╔══

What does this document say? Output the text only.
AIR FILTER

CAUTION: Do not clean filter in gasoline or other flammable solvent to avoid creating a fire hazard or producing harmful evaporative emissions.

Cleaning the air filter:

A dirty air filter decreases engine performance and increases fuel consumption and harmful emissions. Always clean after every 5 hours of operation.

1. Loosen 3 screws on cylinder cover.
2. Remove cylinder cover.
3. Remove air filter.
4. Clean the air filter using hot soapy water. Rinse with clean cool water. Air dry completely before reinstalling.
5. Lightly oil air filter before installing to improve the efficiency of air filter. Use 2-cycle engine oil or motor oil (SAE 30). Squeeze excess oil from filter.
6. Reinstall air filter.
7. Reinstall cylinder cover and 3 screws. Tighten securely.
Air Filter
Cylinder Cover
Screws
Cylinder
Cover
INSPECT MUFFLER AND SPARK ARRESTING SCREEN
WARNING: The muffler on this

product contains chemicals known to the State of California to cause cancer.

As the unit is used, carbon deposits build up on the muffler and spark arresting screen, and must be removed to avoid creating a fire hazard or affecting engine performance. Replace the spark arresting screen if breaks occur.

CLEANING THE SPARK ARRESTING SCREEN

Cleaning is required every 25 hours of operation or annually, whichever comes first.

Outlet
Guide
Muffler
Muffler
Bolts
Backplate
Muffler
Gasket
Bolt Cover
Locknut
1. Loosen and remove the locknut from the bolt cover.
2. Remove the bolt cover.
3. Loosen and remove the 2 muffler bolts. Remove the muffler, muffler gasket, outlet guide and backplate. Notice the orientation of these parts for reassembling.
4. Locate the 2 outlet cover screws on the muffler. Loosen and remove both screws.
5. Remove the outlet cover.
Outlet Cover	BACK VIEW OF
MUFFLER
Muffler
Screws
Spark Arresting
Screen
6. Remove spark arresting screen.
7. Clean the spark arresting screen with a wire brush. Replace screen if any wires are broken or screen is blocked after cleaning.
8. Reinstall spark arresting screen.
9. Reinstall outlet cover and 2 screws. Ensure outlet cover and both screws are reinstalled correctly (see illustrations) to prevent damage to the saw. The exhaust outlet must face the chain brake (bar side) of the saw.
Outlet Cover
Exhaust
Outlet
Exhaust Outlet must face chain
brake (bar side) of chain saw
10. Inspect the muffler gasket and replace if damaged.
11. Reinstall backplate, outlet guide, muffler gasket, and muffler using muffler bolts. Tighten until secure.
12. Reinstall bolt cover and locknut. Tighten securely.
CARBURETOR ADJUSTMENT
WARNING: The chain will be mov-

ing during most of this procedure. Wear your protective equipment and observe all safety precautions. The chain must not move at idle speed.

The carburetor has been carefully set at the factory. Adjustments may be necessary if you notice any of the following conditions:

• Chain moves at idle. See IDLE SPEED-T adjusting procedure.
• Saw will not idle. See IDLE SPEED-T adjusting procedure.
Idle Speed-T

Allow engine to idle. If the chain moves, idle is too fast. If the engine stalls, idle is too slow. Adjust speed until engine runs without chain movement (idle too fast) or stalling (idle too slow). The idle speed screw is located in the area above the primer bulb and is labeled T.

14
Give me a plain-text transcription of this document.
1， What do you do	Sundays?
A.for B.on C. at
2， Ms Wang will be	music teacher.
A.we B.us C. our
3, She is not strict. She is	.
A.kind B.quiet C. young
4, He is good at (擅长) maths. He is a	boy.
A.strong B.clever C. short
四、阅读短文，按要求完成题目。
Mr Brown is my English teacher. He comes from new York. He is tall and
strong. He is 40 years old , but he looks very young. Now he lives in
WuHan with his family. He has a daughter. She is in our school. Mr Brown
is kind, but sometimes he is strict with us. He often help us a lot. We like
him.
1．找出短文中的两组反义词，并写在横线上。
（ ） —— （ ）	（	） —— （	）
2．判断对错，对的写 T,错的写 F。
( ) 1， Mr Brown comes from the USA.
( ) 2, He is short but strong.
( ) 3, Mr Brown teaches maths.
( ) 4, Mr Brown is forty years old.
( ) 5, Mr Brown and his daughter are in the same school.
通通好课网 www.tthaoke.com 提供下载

╚══

Goal of the exercise:
Report every line in the data above in which the word "until" appears.

Worked solution:
11. Reinstall backplate, outlet guide, muffler gasket, and muffler using muffler bolts. Tighten until secure.
Allow engine to idle. If the chain moves, idle is too fast. If the engine stalls, idle is too slow. Adjust speed until engine runs without chain movement (idle too fast) or stalling (idle too slow). The idle speed screw is located in the area above the primer bulb and is labeled T.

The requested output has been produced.